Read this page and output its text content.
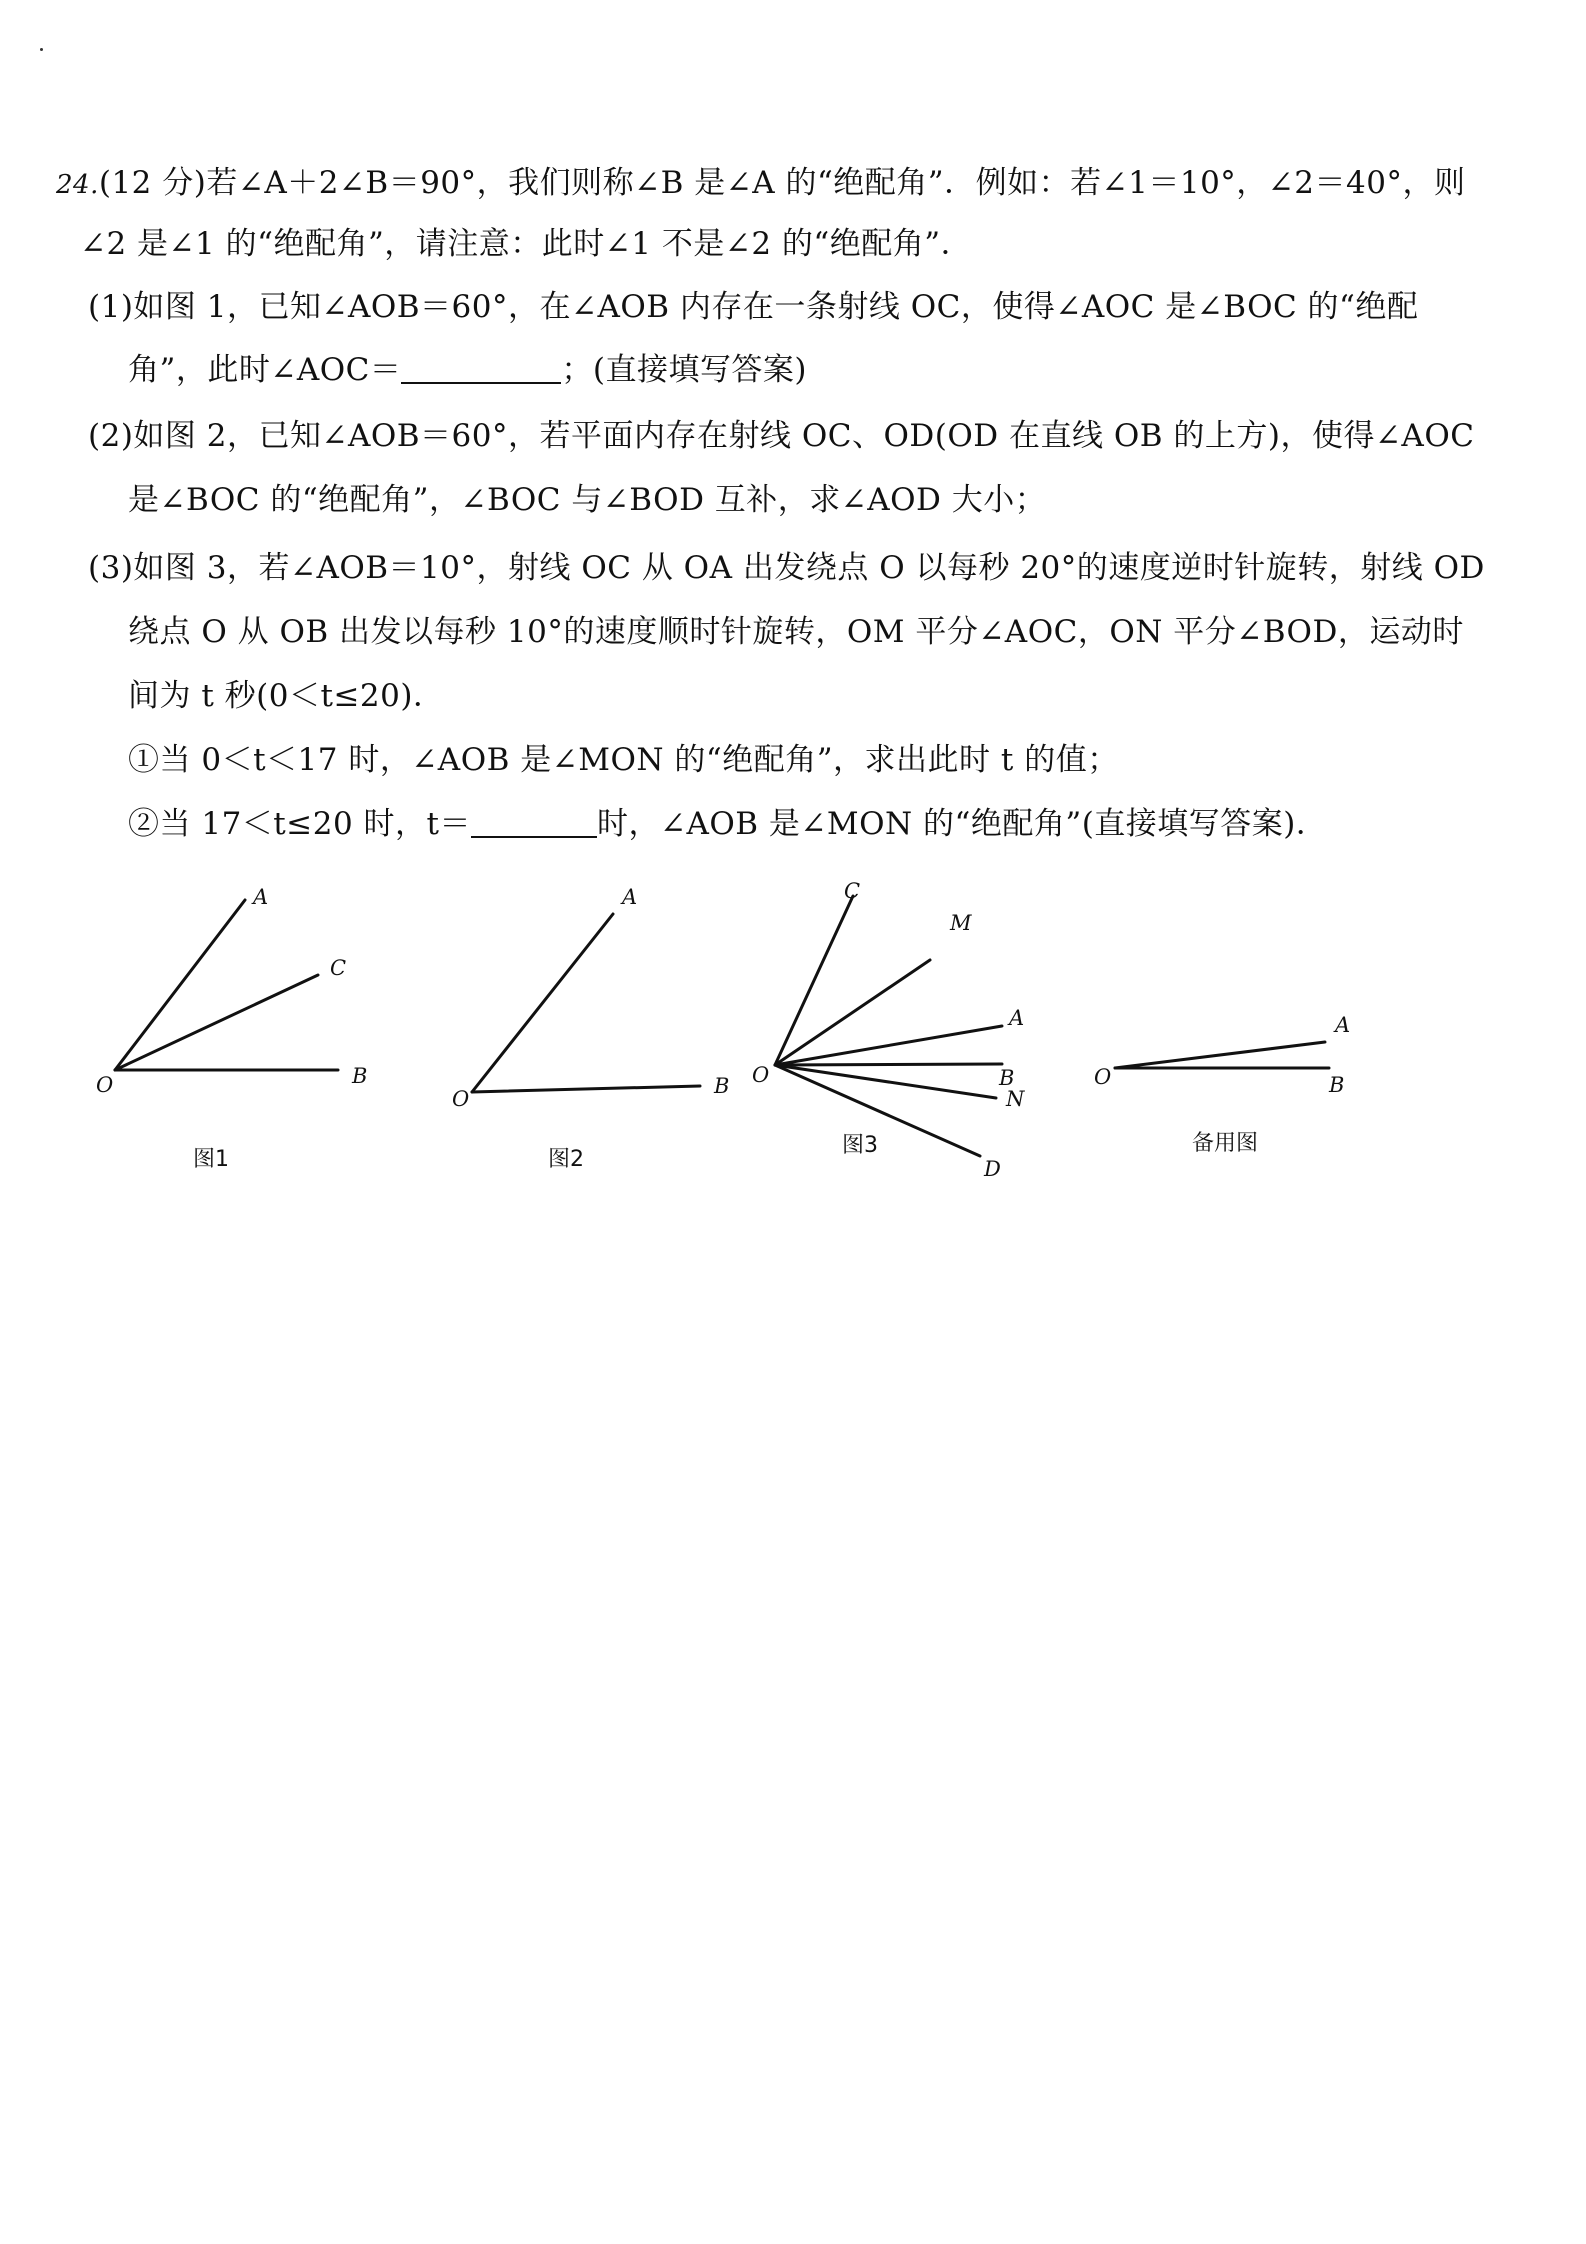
24.(12 分)若∠A＋2∠B＝90°，我们则称∠B 是∠A 的“绝配角”．例如：若∠1＝10°，∠2＝40°，则
∠2 是∠1 的“绝配角”，请注意：此时∠1 不是∠2 的“绝配角”．
(1)如图 1，已知∠AOB＝60°，在∠AOB 内存在一条射线 OC，使得∠AOC 是∠BOC 的“绝配
角”，此时∠AOC＝	；(直接填写答案)
(2)如图 2，已知∠AOB＝60°，若平面内存在射线 OC、OD(OD 在直线 OB 的上方)，使得∠AOC
是∠BOC 的“绝配角”，∠BOC 与∠BOD 互补，求∠AOD 大小；
(3)如图 3，若∠AOB＝10°，射线 OC 从 OA 出发绕点 O 以每秒 20°的速度逆时针旋转，射线 OD
绕点 O 从 OB 出发以每秒 10°的速度顺时针旋转，OM 平分∠AOC，ON 平分∠BOD，运动时
间为 t 秒(0＜t≤20)．
①当 0＜t＜17 时，∠AOB 是∠MON 的“绝配角”，求出此时 t 的值；
②当 17＜t≤20 时，t＝	时，∠AOB 是∠MON 的“绝配角”(直接填写答案)．
A
C
B
O
图1
A
B
O
图2
C
M
A
B
N
D
O
图3
A
B
O
备用图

·····

# TASK STATEMENT:
Copy the lines from the entries above in which the word "直接填写答案" appears.

# WRITTEN SOLUTION:
角”，此时∠AOC＝	；(直接填写答案)
②当 17＜t≤20 时，t＝	时，∠AOB 是∠MON 的“绝配角”(直接填写答案)．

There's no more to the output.